[Data entries]
========================
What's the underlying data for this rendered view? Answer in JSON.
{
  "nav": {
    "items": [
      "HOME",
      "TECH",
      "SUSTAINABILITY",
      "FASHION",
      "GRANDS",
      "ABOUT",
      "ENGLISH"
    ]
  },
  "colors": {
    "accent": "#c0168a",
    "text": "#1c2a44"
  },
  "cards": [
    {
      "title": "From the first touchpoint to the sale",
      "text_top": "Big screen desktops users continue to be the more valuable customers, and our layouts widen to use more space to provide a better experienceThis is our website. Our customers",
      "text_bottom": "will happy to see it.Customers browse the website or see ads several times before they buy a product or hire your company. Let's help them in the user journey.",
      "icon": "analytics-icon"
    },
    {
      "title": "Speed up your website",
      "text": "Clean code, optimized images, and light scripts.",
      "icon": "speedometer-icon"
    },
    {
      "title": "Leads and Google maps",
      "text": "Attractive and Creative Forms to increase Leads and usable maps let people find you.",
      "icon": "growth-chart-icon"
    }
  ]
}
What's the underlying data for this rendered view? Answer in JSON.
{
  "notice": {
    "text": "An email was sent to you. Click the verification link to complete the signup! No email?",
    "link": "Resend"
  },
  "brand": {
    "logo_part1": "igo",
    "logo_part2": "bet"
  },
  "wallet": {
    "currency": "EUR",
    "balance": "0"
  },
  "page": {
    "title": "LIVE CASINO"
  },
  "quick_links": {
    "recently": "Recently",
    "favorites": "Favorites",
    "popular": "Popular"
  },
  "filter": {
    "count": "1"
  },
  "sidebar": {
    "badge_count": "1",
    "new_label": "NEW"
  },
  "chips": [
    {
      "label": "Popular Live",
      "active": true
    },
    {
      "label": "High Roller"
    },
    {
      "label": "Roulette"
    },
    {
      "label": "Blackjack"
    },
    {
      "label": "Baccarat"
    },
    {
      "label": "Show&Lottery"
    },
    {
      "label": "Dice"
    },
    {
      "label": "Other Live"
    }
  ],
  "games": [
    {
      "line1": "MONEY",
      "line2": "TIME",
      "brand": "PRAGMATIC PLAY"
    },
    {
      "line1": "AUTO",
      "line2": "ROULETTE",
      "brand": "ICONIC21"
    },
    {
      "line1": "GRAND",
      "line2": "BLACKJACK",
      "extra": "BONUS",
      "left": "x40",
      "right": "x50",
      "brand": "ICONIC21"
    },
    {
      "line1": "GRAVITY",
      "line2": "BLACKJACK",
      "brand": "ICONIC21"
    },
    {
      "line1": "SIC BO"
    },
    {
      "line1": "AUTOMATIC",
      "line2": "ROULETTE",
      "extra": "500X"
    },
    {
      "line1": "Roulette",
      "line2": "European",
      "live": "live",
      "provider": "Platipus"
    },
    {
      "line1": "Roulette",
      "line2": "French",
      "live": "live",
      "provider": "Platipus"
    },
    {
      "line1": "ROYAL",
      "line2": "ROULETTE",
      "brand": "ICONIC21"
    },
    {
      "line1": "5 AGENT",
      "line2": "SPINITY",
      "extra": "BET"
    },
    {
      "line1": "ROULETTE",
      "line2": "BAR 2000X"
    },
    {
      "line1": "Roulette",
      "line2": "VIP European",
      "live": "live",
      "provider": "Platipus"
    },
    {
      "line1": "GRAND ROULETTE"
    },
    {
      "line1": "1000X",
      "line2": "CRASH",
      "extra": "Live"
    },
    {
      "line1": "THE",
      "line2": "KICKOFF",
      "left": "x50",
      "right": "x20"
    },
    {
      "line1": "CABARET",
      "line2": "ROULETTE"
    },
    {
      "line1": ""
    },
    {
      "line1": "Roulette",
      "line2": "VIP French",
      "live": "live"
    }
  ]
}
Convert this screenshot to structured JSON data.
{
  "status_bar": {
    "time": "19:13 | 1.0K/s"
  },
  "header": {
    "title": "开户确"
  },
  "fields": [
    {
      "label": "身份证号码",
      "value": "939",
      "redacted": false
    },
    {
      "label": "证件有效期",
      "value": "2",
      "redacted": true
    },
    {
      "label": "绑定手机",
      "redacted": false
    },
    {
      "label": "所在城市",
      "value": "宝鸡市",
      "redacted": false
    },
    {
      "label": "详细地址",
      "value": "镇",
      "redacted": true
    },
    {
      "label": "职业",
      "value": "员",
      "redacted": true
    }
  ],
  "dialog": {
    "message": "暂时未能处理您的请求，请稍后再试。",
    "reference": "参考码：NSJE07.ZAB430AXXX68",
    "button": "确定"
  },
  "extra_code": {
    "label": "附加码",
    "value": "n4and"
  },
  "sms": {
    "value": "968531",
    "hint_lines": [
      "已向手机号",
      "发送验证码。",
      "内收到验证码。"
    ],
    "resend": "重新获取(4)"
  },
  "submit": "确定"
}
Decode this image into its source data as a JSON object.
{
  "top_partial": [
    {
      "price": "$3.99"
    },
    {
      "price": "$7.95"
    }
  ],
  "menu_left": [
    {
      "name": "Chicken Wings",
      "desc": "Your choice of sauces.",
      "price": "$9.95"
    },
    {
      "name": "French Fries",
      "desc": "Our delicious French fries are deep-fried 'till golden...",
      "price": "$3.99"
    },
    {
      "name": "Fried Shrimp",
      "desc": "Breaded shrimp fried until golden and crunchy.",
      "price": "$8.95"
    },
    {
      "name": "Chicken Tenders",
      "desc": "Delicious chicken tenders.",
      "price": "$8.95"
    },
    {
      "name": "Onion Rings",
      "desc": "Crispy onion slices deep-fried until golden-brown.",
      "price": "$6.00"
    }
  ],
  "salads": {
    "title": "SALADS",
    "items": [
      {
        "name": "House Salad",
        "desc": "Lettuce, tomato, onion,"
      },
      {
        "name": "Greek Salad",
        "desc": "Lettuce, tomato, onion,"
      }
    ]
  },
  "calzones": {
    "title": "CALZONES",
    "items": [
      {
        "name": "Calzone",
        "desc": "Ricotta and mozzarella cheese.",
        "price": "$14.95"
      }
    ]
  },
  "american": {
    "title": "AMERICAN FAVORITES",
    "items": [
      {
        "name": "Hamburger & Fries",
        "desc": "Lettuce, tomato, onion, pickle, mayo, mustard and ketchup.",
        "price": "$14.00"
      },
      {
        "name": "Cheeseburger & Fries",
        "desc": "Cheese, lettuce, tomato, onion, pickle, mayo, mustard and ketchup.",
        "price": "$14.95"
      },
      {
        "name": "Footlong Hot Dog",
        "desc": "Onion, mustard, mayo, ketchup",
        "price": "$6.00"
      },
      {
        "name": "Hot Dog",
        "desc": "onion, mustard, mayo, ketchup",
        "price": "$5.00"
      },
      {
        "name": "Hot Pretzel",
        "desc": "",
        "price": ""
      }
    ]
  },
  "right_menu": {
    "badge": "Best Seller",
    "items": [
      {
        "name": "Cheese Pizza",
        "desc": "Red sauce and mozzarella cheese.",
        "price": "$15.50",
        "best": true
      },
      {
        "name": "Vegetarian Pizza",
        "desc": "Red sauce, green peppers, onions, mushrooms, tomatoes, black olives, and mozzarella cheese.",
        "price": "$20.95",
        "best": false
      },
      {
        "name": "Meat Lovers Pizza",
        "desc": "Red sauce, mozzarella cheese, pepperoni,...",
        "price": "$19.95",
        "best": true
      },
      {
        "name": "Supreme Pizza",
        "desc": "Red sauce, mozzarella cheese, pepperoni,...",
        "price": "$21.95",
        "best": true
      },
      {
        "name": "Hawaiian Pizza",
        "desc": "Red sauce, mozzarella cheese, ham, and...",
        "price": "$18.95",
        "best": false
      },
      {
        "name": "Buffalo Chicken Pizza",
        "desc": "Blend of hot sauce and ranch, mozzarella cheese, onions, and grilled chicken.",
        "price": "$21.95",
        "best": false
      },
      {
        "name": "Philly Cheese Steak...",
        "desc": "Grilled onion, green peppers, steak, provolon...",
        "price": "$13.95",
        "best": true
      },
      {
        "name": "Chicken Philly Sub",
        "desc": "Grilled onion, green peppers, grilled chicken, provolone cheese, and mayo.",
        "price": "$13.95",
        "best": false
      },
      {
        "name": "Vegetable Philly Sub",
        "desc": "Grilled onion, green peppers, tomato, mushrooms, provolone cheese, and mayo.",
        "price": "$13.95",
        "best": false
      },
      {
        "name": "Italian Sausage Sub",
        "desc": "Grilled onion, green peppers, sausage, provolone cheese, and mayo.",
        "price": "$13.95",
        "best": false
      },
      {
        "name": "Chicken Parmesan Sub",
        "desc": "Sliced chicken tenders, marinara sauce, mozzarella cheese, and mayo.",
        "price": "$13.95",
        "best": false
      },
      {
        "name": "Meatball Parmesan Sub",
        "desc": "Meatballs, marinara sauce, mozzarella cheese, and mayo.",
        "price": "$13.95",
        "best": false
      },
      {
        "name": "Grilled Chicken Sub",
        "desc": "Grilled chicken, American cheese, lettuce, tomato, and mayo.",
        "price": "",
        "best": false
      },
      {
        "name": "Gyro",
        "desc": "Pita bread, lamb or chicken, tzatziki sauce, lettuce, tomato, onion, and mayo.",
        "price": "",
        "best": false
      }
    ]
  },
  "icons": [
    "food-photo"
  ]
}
========================
Among the lines of the data, identify those with the word "JSON". Copy each of them.

What's the underlying data for this rendered view? Answer in JSON.
What's the underlying data for this rendered view? Answer in JSON.
Convert this screenshot to structured JSON data.
Decode this image into its source data as a JSON object.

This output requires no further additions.